_WORK TO COMPLETE:_
Please output the lines shown below exactly as they appear.

_TASK INPUT:_
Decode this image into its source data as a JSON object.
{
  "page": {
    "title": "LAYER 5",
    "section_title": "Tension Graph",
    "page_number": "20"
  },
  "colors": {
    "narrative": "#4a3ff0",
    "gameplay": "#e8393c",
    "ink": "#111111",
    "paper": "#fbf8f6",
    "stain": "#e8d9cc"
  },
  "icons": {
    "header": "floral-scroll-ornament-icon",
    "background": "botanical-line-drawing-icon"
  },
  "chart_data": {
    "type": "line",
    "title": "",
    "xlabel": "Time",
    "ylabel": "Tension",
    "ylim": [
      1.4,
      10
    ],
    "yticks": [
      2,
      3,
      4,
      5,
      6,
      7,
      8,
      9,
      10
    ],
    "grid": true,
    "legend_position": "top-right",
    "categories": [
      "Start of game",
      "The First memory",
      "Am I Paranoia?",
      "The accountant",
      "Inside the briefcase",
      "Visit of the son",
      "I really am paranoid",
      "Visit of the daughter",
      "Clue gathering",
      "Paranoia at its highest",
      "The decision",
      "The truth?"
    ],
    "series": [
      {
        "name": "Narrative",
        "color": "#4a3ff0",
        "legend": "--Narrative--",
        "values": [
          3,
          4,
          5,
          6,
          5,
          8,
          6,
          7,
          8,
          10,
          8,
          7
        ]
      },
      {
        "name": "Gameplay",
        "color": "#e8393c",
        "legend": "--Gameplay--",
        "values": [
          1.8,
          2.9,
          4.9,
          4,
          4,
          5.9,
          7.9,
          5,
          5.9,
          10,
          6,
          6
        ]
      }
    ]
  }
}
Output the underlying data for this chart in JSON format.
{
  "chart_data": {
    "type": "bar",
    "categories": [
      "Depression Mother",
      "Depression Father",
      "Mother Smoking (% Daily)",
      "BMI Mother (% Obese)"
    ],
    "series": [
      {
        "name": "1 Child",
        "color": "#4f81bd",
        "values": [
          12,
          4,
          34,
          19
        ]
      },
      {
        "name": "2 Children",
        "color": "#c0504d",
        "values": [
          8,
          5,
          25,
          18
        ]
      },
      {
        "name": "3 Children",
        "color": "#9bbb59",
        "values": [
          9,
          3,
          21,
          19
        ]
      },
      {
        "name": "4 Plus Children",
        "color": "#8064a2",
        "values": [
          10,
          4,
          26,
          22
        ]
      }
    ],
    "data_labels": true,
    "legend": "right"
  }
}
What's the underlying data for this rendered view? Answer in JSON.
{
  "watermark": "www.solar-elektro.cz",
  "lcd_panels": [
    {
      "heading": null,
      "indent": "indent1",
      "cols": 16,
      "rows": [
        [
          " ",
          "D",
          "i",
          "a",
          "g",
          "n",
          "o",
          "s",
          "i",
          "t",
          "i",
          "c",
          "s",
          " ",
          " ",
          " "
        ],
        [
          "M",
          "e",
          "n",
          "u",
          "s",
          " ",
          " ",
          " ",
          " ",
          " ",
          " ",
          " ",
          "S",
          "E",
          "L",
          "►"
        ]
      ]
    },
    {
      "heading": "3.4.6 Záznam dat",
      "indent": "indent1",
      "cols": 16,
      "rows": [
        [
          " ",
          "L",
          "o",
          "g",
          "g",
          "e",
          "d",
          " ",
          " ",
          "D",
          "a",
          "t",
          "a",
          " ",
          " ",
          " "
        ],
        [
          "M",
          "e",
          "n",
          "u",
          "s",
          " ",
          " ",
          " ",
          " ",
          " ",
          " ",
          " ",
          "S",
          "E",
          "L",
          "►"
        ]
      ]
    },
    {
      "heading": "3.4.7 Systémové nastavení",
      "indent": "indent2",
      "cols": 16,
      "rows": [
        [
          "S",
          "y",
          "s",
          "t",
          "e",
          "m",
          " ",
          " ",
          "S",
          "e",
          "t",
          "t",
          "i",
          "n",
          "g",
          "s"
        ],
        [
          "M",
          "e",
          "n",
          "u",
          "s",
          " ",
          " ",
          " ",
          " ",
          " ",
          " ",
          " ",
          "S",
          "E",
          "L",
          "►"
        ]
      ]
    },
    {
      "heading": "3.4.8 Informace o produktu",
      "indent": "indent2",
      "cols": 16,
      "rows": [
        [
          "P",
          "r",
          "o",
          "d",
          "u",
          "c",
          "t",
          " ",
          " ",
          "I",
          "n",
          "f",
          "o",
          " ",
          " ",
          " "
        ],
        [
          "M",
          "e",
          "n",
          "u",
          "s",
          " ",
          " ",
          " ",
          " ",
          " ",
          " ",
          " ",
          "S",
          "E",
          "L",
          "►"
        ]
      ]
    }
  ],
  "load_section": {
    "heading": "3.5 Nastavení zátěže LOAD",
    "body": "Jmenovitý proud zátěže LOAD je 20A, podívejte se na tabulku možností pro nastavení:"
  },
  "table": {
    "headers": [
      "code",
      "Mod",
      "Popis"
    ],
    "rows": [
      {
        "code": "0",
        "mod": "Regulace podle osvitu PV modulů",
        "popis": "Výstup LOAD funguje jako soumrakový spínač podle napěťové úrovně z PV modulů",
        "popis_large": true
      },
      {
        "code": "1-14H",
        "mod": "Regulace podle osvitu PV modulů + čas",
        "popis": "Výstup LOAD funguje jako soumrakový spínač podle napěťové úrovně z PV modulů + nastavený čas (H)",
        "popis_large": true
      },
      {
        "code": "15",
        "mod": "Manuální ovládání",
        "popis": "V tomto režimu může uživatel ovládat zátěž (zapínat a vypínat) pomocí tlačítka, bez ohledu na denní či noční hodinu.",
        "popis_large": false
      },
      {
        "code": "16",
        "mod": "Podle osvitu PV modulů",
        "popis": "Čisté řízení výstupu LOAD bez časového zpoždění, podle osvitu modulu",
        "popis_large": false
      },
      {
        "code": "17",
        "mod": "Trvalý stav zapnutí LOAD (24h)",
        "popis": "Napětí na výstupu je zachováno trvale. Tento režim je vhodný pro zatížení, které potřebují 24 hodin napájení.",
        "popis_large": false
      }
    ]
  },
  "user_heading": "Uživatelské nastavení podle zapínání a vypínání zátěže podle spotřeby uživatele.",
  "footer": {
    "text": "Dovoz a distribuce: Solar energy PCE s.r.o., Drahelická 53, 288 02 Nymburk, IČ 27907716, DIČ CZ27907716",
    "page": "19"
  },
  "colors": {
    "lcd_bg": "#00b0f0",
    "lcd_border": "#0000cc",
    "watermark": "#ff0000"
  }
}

_SOLUTION:_
Decode this image into its source data as a JSON object.
{
  "page": {
    "title": "LAYER 5",
    "section_title": "Tension Graph",
    "page_number": "20"
  },
  "colors": {
    "narrative": "#4a3ff0",
    "gameplay": "#e8393c",
    "ink": "#111111",
    "paper": "#fbf8f6",
    "stain": "#e8d9cc"
  },
  "icons": {
    "header": "floral-scroll-ornament-icon",
    "background": "botanical-line-drawing-icon"
  },
  "chart_data": {
    "type": "line",
    "title": "",
    "xlabel": "Time",
    "ylabel": "Tension",
    "ylim": [
      1.4,
      10
    ],
    "yticks": [
      2,
      3,
      4,
      5,
      6,
      7,
      8,
      9,
      10
    ],
    "grid": true,
    "legend_position": "top-right",
    "categories": [
      "Start of game",
      "The First memory",
      "Am I Paranoia?",
      "The accountant",
      "Inside the briefcase",
      "Visit of the son",
      "I really am paranoid",
      "Visit of the daughter",
      "Clue gathering",
      "Paranoia at its highest",
      "The decision",
      "The truth?"
    ],
    "series": [
      {
        "name": "Narrative",
        "color": "#4a3ff0",
        "legend": "--Narrative--",
        "values": [
          3,
          4,
          5,
          6,
          5,
          8,
          6,
          7,
          8,
          10,
          8,
          7
        ]
      },
      {
        "name": "Gameplay",
        "color": "#e8393c",
        "legend": "--Gameplay--",
        "values": [
          1.8,
          2.9,
          4.9,
          4,
          4,
          5.9,
          7.9,
          5,
          5.9,
          10,
          6,
          6
        ]
      }
    ]
  }
}
Output the underlying data for this chart in JSON format.
{
  "chart_data": {
    "type": "bar",
    "categories": [
      "Depression Mother",
      "Depression Father",
      "Mother Smoking (% Daily)",
      "BMI Mother (% Obese)"
    ],
    "series": [
      {
        "name": "1 Child",
        "color": "#4f81bd",
        "values": [
          12,
          4,
          34,
          19
        ]
      },
      {
        "name": "2 Children",
        "color": "#c0504d",
        "values": [
          8,
          5,
          25,
          18
        ]
      },
      {
        "name": "3 Children",
        "color": "#9bbb59",
        "values": [
          9,
          3,
          21,
          19
        ]
      },
      {
        "name": "4 Plus Children",
        "color": "#8064a2",
        "values": [
          10,
          4,
          26,
          22
        ]
      }
    ],
    "data_labels": true,
    "legend": "right"
  }
}
What's the underlying data for this rendered view? Answer in JSON.
{
  "watermark": "www.solar-elektro.cz",
  "lcd_panels": [
    {
      "heading": null,
      "indent": "indent1",
      "cols": 16,
      "rows": [
        [
          " ",
          "D",
          "i",
          "a",
          "g",
          "n",
          "o",
          "s",
          "i",
          "t",
          "i",
          "c",
          "s",
          " ",
          " ",
          " "
        ],
        [
          "M",
          "e",
          "n",
          "u",
          "s",
          " ",
          " ",
          " ",
          " ",
          " ",
          " ",
          " ",
          "S",
          "E",
          "L",
          "►"
        ]
      ]
    },
    {
      "heading": "3.4.6 Záznam dat",
      "indent": "indent1",
      "cols": 16,
      "rows": [
        [
          " ",
          "L",
          "o",
          "g",
          "g",
          "e",
          "d",
          " ",
          " ",
          "D",
          "a",
          "t",
          "a",
          " ",
          " ",
          " "
        ],
        [
          "M",
          "e",
          "n",
          "u",
          "s",
          " ",
          " ",
          " ",
          " ",
          " ",
          " ",
          " ",
          "S",
          "E",
          "L",
          "►"
        ]
      ]
    },
    {
      "heading": "3.4.7 Systémové nastavení",
      "indent": "indent2",
      "cols": 16,
      "rows": [
        [
          "S",
          "y",
          "s",
          "t",
          "e",
          "m",
          " ",
          " ",
          "S",
          "e",
          "t",
          "t",
          "i",
          "n",
          "g",
          "s"
        ],
        [
          "M",
          "e",
          "n",
          "u",
          "s",
          " ",
          " ",
          " ",
          " ",
          " ",
          " ",
          " ",
          "S",
          "E",
          "L",
          "►"
        ]
      ]
    },
    {
      "heading": "3.4.8 Informace o produktu",
      "indent": "indent2",
      "cols": 16,
      "rows": [
        [
          "P",
          "r",
          "o",
          "d",
          "u",
          "c",
          "t",
          " ",
          " ",
          "I",
          "n",
          "f",
          "o",
          " ",
          " ",
          " "
        ],
        [
          "M",
          "e",
          "n",
          "u",
          "s",
          " ",
          " ",
          " ",
          " ",
          " ",
          " ",
          " ",
          "S",
          "E",
          "L",
          "►"
        ]
      ]
    }
  ],
  "load_section": {
    "heading": "3.5 Nastavení zátěže LOAD",
    "body": "Jmenovitý proud zátěže LOAD je 20A, podívejte se na tabulku možností pro nastavení:"
  },
  "table": {
    "headers": [
      "code",
      "Mod",
      "Popis"
    ],
    "rows": [
      {
        "code": "0",
        "mod": "Regulace podle osvitu PV modulů",
        "popis": "Výstup LOAD funguje jako soumrakový spínač podle napěťové úrovně z PV modulů",
        "popis_large": true
      },
      {
        "code": "1-14H",
        "mod": "Regulace podle osvitu PV modulů + čas",
        "popis": "Výstup LOAD funguje jako soumrakový spínač podle napěťové úrovně z PV modulů + nastavený čas (H)",
        "popis_large": true
      },
      {
        "code": "15",
        "mod": "Manuální ovládání",
        "popis": "V tomto režimu může uživatel ovládat zátěž (zapínat a vypínat) pomocí tlačítka, bez ohledu na denní či noční hodinu.",
        "popis_large": false
      },
      {
        "code": "16",
        "mod": "Podle osvitu PV modulů",
        "popis": "Čisté řízení výstupu LOAD bez časového zpoždění, podle osvitu modulu",
        "popis_large": false
      },
      {
        "code": "17",
        "mod": "Trvalý stav zapnutí LOAD (24h)",
        "popis": "Napětí na výstupu je zachováno trvale. Tento režim je vhodný pro zatížení, které potřebují 24 hodin napájení.",
        "popis_large": false
      }
    ]
  },
  "user_heading": "Uživatelské nastavení podle zapínání a vypínání zátěže podle spotřeby uživatele.",
  "footer": {
    "text": "Dovoz a distribuce: Solar energy PCE s.r.o., Drahelická 53, 288 02 Nymburk, IČ 27907716, DIČ CZ27907716",
    "page": "19"
  },
  "colors": {
    "lcd_bg": "#00b0f0",
    "lcd_border": "#0000cc",
    "watermark": "#ff0000"
  }
}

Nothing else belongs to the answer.